▸ SET TASK: Search the listing below for the word "WASA" and copy each line that holds it.

── DATA PROVIDED ──

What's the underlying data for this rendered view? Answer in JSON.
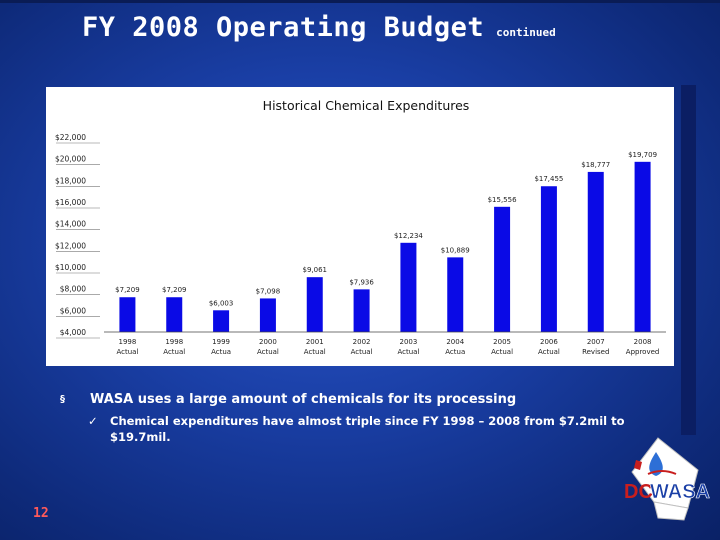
{
  "slide": {
    "title": "FY 2008 Operating Budget",
    "subtitle": "continued",
    "page_number": "12"
  },
  "bullets": {
    "main": "WASA uses a large amount of chemicals for its processing",
    "sub": "Chemical expenditures have almost triple since FY 1998 – 2008 from $7.2mil to $19.7mil.",
    "main_marker": "§",
    "sub_marker": "✓"
  },
  "logo": {
    "text_dc": "DC",
    "text_wasa": "WASA",
    "icon": "dc-map-drop-icon"
  },
  "colors": {
    "bar": "#0a0ae6",
    "title_text": "#ffffff",
    "page_number": "#ff5a5a"
  },
  "chart_data": {
    "type": "bar",
    "title": "Historical Chemical Expenditures",
    "categories": [
      [
        "1998",
        "Actual"
      ],
      [
        "1998",
        "Actual"
      ],
      [
        "1999",
        "Actua"
      ],
      [
        "2000",
        "Actual"
      ],
      [
        "2001",
        "Actual"
      ],
      [
        "2002",
        "Actual"
      ],
      [
        "2003",
        "Actual"
      ],
      [
        "2004",
        "Actua"
      ],
      [
        "2005",
        "Actual"
      ],
      [
        "2006",
        "Actual"
      ],
      [
        "2007",
        "Revised"
      ],
      [
        "2008",
        "Approved"
      ]
    ],
    "values": [
      7209,
      7209,
      6003,
      7098,
      9061,
      7936,
      12234,
      10889,
      15556,
      17455,
      18777,
      19709
    ],
    "value_labels": [
      "$7,209",
      "$7,209",
      "$6,003",
      "$7,098",
      "$9,061",
      "$7,936",
      "$12,234",
      "$10,889",
      "$15,556",
      "$17,455",
      "$18,777",
      "$19,709"
    ],
    "yticks": [
      "$4,000",
      "$6,000",
      "$8,000",
      "$10,000",
      "$12,000",
      "$14,000",
      "$16,000",
      "$18,000",
      "$20,000",
      "$22,000"
    ],
    "ytick_values": [
      4000,
      6000,
      8000,
      10000,
      12000,
      14000,
      16000,
      18000,
      20000,
      22000
    ],
    "ylim": [
      4000,
      22000
    ],
    "xlabel": "",
    "ylabel": "",
    "grid": false,
    "legend": "none"
  }
}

───

▸ IN RESPONSE:
    "main": "WASA uses a large amount of chemicals for its processing",
    "text_wasa": "WASA",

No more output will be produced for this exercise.